Write out each entry again. Keep every word exactly as it is.

(Records)

-- Start --

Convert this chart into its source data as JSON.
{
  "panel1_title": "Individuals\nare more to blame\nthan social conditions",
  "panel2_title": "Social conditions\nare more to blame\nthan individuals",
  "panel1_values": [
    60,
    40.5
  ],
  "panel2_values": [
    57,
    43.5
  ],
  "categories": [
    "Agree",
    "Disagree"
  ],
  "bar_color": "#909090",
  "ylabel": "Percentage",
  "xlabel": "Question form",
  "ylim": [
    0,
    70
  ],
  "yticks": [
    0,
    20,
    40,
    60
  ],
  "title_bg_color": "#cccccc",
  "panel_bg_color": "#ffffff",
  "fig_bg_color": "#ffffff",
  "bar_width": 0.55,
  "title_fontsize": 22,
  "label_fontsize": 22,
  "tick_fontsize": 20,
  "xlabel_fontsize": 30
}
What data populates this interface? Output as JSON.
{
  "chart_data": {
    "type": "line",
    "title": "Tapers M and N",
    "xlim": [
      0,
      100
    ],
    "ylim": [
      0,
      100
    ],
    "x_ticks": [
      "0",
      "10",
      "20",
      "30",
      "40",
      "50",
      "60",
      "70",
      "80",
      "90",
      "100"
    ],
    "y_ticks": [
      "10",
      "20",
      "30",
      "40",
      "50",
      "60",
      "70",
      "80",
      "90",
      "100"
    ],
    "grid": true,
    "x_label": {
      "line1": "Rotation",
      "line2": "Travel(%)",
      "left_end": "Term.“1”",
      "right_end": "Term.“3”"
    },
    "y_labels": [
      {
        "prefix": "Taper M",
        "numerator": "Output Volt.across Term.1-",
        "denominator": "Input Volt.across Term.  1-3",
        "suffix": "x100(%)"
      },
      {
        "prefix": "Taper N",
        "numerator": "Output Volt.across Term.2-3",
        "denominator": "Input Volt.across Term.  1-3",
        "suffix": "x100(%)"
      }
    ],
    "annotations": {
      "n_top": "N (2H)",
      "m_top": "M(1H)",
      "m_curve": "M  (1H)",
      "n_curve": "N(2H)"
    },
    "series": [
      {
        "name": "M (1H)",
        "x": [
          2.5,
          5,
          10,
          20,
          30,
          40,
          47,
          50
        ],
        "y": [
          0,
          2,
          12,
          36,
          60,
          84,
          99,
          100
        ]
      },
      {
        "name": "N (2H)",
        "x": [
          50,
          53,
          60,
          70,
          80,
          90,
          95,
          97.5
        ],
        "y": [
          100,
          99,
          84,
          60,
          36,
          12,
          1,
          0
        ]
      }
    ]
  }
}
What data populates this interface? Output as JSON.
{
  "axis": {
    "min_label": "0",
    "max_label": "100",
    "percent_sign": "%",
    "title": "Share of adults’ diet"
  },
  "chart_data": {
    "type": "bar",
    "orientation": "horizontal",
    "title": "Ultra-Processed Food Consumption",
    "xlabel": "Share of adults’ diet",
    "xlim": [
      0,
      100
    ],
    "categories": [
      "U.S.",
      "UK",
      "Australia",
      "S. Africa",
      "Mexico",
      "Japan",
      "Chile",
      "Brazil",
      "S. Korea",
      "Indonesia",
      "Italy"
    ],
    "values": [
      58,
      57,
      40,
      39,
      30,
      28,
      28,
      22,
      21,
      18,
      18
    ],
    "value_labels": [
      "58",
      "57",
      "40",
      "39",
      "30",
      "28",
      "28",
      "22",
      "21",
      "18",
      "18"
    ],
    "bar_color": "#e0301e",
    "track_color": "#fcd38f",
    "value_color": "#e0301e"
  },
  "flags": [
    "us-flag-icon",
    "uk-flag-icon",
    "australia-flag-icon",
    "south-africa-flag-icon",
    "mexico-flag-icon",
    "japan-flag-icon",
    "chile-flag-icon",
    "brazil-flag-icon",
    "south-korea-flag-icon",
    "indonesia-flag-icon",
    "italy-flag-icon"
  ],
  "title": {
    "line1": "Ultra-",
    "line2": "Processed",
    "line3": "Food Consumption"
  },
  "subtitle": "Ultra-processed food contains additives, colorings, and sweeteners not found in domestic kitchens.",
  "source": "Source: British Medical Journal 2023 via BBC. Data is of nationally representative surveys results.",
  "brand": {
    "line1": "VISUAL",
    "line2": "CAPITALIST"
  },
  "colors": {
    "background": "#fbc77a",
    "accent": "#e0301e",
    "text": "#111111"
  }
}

-- End --

▸ Expected answer
Convert this chart into its source data as JSON.
{
  "panel1_title": "Individuals\nare more to blame\nthan social conditions",
  "panel2_title": "Social conditions\nare more to blame\nthan individuals",
  "panel1_values": [
    60,
    40.5
  ],
  "panel2_values": [
    57,
    43.5
  ],
  "categories": [
    "Agree",
    "Disagree"
  ],
  "bar_color": "#909090",
  "ylabel": "Percentage",
  "xlabel": "Question form",
  "ylim": [
    0,
    70
  ],
  "yticks": [
    0,
    20,
    40,
    60
  ],
  "title_bg_color": "#cccccc",
  "panel_bg_color": "#ffffff",
  "fig_bg_color": "#ffffff",
  "bar_width": 0.55,
  "title_fontsize": 22,
  "label_fontsize": 22,
  "tick_fontsize": 20,
  "xlabel_fontsize": 30
}
What data populates this interface? Output as JSON.
{
  "chart_data": {
    "type": "line",
    "title": "Tapers M and N",
    "xlim": [
      0,
      100
    ],
    "ylim": [
      0,
      100
    ],
    "x_ticks": [
      "0",
      "10",
      "20",
      "30",
      "40",
      "50",
      "60",
      "70",
      "80",
      "90",
      "100"
    ],
    "y_ticks": [
      "10",
      "20",
      "30",
      "40",
      "50",
      "60",
      "70",
      "80",
      "90",
      "100"
    ],
    "grid": true,
    "x_label": {
      "line1": "Rotation",
      "line2": "Travel(%)",
      "left_end": "Term.“1”",
      "right_end": "Term.“3”"
    },
    "y_labels": [
      {
        "prefix": "Taper M",
        "numerator": "Output Volt.across Term.1-",
        "denominator": "Input Volt.across Term.  1-3",
        "suffix": "x100(%)"
      },
      {
        "prefix": "Taper N",
        "numerator": "Output Volt.across Term.2-3",
        "denominator": "Input Volt.across Term.  1-3",
        "suffix": "x100(%)"
      }
    ],
    "annotations": {
      "n_top": "N (2H)",
      "m_top": "M(1H)",
      "m_curve": "M  (1H)",
      "n_curve": "N(2H)"
    },
    "series": [
      {
        "name": "M (1H)",
        "x": [
          2.5,
          5,
          10,
          20,
          30,
          40,
          47,
          50
        ],
        "y": [
          0,
          2,
          12,
          36,
          60,
          84,
          99,
          100
        ]
      },
      {
        "name": "N (2H)",
        "x": [
          50,
          53,
          60,
          70,
          80,
          90,
          95,
          97.5
        ],
        "y": [
          100,
          99,
          84,
          60,
          36,
          12,
          1,
          0
        ]
      }
    ]
  }
}
What data populates this interface? Output as JSON.
{
  "axis": {
    "min_label": "0",
    "max_label": "100",
    "percent_sign": "%",
    "title": "Share of adults’ diet"
  },
  "chart_data": {
    "type": "bar",
    "orientation": "horizontal",
    "title": "Ultra-Processed Food Consumption",
    "xlabel": "Share of adults’ diet",
    "xlim": [
      0,
      100
    ],
    "categories": [
      "U.S.",
      "UK",
      "Australia",
      "S. Africa",
      "Mexico",
      "Japan",
      "Chile",
      "Brazil",
      "S. Korea",
      "Indonesia",
      "Italy"
    ],
    "values": [
      58,
      57,
      40,
      39,
      30,
      28,
      28,
      22,
      21,
      18,
      18
    ],
    "value_labels": [
      "58",
      "57",
      "40",
      "39",
      "30",
      "28",
      "28",
      "22",
      "21",
      "18",
      "18"
    ],
    "bar_color": "#e0301e",
    "track_color": "#fcd38f",
    "value_color": "#e0301e"
  },
  "flags": [
    "us-flag-icon",
    "uk-flag-icon",
    "australia-flag-icon",
    "south-africa-flag-icon",
    "mexico-flag-icon",
    "japan-flag-icon",
    "chile-flag-icon",
    "brazil-flag-icon",
    "south-korea-flag-icon",
    "indonesia-flag-icon",
    "italy-flag-icon"
  ],
  "title": {
    "line1": "Ultra-",
    "line2": "Processed",
    "line3": "Food Consumption"
  },
  "subtitle": "Ultra-processed food contains additives, colorings, and sweeteners not found in domestic kitchens.",
  "source": "Source: British Medical Journal 2023 via BBC. Data is of nationally representative surveys results.",
  "brand": {
    "line1": "VISUAL",
    "line2": "CAPITALIST"
  },
  "colors": {
    "background": "#fbc77a",
    "accent": "#e0301e",
    "text": "#111111"
  }
}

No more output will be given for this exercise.